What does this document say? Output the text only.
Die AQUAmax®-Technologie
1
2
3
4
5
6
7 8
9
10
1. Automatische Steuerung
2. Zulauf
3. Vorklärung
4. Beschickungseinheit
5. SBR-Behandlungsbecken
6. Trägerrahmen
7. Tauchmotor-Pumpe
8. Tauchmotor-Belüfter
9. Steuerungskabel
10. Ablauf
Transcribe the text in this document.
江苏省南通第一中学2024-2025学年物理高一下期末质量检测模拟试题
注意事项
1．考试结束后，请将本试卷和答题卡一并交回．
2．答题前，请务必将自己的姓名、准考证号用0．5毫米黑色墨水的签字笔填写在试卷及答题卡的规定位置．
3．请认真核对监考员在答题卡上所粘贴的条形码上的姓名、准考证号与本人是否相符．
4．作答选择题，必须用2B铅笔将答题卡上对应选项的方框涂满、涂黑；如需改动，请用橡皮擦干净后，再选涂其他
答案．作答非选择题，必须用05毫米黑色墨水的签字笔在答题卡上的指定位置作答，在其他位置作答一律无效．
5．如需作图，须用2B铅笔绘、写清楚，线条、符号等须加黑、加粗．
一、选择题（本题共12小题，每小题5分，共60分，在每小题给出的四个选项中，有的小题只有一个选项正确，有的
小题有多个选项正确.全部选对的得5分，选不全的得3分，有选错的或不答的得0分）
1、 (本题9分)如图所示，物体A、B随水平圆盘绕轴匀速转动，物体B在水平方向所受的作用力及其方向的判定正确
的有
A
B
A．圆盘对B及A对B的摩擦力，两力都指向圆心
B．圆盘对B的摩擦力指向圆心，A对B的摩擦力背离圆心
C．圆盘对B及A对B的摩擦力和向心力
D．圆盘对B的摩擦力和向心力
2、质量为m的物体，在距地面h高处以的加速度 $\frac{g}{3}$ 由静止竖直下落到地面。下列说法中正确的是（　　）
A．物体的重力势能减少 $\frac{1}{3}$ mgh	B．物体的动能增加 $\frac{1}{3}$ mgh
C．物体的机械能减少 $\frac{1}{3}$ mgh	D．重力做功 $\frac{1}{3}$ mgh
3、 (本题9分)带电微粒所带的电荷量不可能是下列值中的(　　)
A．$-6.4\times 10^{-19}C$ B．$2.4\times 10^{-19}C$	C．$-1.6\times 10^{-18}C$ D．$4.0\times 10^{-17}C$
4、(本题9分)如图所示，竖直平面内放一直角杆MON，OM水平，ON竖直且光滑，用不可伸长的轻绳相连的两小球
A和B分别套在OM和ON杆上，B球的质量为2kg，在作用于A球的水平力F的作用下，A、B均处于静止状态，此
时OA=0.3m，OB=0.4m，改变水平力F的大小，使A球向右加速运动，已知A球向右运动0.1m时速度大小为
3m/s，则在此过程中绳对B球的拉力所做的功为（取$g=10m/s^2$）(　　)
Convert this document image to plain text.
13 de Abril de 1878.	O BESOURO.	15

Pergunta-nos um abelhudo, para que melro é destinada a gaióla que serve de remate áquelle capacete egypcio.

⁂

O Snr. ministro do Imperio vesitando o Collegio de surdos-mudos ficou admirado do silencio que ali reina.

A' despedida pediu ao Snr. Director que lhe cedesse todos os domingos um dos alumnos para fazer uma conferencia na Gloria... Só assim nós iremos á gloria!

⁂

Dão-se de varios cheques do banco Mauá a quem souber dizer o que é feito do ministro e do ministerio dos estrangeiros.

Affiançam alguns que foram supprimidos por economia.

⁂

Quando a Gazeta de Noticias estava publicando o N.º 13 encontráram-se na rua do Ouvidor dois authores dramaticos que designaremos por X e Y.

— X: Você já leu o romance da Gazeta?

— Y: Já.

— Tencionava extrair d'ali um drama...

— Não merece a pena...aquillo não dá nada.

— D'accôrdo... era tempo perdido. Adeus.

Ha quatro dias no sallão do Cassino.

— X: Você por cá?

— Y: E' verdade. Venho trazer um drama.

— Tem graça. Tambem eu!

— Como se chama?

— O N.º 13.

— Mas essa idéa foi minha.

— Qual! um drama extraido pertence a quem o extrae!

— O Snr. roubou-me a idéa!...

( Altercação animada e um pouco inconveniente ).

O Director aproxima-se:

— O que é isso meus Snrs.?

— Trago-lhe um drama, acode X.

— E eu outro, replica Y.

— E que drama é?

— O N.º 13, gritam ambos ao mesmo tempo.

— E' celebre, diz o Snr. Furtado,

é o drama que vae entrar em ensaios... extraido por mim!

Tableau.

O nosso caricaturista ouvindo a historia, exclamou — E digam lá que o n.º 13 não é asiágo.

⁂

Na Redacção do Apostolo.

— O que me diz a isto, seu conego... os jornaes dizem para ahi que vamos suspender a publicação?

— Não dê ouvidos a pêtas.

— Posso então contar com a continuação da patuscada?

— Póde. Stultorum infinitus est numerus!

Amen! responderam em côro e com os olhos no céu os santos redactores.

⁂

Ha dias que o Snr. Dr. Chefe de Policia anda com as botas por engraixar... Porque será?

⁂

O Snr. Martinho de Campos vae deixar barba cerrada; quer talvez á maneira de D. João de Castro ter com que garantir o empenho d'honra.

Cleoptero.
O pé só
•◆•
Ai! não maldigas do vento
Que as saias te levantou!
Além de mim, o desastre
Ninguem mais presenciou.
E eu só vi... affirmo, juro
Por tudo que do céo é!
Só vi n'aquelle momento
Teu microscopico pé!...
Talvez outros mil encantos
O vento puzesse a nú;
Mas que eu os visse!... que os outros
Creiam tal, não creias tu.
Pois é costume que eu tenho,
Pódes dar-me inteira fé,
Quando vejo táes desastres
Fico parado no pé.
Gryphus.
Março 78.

▸ **Task to complete**
Find how many lines in the records contain the string "如图所示", then give the number alone.

▸ **Full solution**
2